▶ _Extrahierter Text_:
━━━━━━

Wien - Über einer Front aus Glas läuft die rote Digitalschrift der Gottverlassenen. Menschen in aller Welt teilen miteinander die Einsamkeit in den Chatrooms. Stavanger (Pulp People) nennt sich eine szenische Installation, die Regisseur Konstantin Bogomolov zusammen mit dem Liepajas teatris (Lettland) hergestellt hat.
Ein schmaler Wohnküchenschlauch wird zur Besichtigung freigegeben. Das nackte Elend tritt unverblümt zutage. Man muss nur die Augen aufsperren in der Halle G des Wiener Museumsquartiers. Mitunter will man seinen Augen auch gar nicht trauen.
Jüngere Menschen beiderlei Geschlechts versitzen ihre Lebenszeit. Kein besonderes Vorkommnis reißt diese Fortschrittsverlierer aus ihrer Agonie. Die Gesellschaft der baltischen Länder, so lernt der Festwochen-Besucher, zeichnet sich durch Phlegma aus. Man scheut sich, dieses gesund zu nennen. Verabredungen trifft man, um sich Ice Age 4 im Kino anzusehen. Doch der künstlerische Ertrag, so ist zu hören, sei gering: Das Eichhörnchen habe schlecht gespielt.

━━━━━━

▶ _Aufgabe 1_: Prüfen Sie anhand des Textes über „Stavanger (Pulp People)“, ob die Aussagen (a) bis (c) zutreffen. Antworten Sie jeweils mit Ja oder Nein und zitieren Sie die entscheidende Textstelle wörtlich: (a) Konstantin Bogomolov hat die Installation gemeinsam mit dem Liepajas teatris hergestellt. (b) Die Installation ist in der Halle E des Wiener Museumsquartiers zu sehen. (c) Über der Glasfront läuft eine grüne Digitalschrift.
▶ _Aufgabe 2_: Welchen Film sieht man sich laut dem Text über „Stavanger (Pulp People)“ bei Verabredungen im Kino an?
▶ _Aufgabe 3_: Führen Sie den Text über „Stavanger (Pulp People)“ im Anschluss an den Satz „Das Eichhörnchen habe schlecht gespielt.“ fort.
Die Auflistung ist eigenständiges Material und gehört nicht zum Text über „Stavanger (Pulp People)“.

▶ _Quelldaten_:
━━━━━━

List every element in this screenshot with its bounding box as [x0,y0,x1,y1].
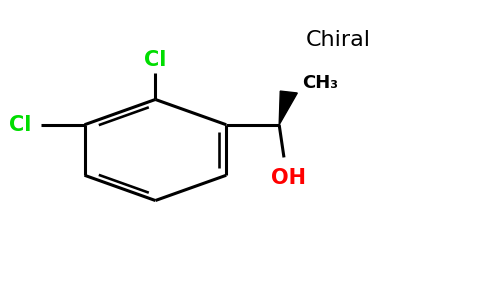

━━━━━━

▶ _Erwartete Lösung 1_:
(a) Ja: „die Regisseur Konstantin Bogomolov zusammen mit dem Liepajas teatris (Lettland) hergestellt hat“
(b) Nein: „in der Halle G des Wiener Museumsquartiers“
(c) Nein: „läuft die rote Digitalschrift der Gottverlassenen“

▶ _Erwartete Lösung 2_: Ice Age 4.

▶ _Erwartete Lösung 3_:
Frohsinn im Ohr
Der Einzige, der sich in Stavanger zu Tode arbeiten muss, ist der Simultanübersetzer aus dem Lettischen. Er flötet einem fröhlich die größten Ungeheuerlichkeiten in das mit einem Funkempfänger hochgerüstete Ohr. Kristina, die junge Frau mit dem dünnen langen Haar, muss ihren bettlägerigen Schwiegervater pflegen. Ihr Gemahl, der seinen Intimbereich mit dem Spray auf Vordermann bringt, ist Taxilenker. Weil es das Schicksal gut mit ihm meint, lernt er eine zauberhaft schöne Flugbegleiterin kennen.
Deren Besonderheit besteht darin, unentwegt mit Flugzeugen abzustürzen, ohne dabei Schaden zu nehmen. Manche der völlig emotionslos abgewickelten Dialoge wären einer Slapstick-Komödie würdig. Bogomolov (39), der sehr erfolgreich am Moskauer Künstlertheater arbeitet, erdrosselt das Stück lieber, bevor es Luft schöpfen kann (die Fabel stammt von Marina Krapivina). Diese ethisch bedenkliche Haltung übt eine faszinierende Wirkung aus.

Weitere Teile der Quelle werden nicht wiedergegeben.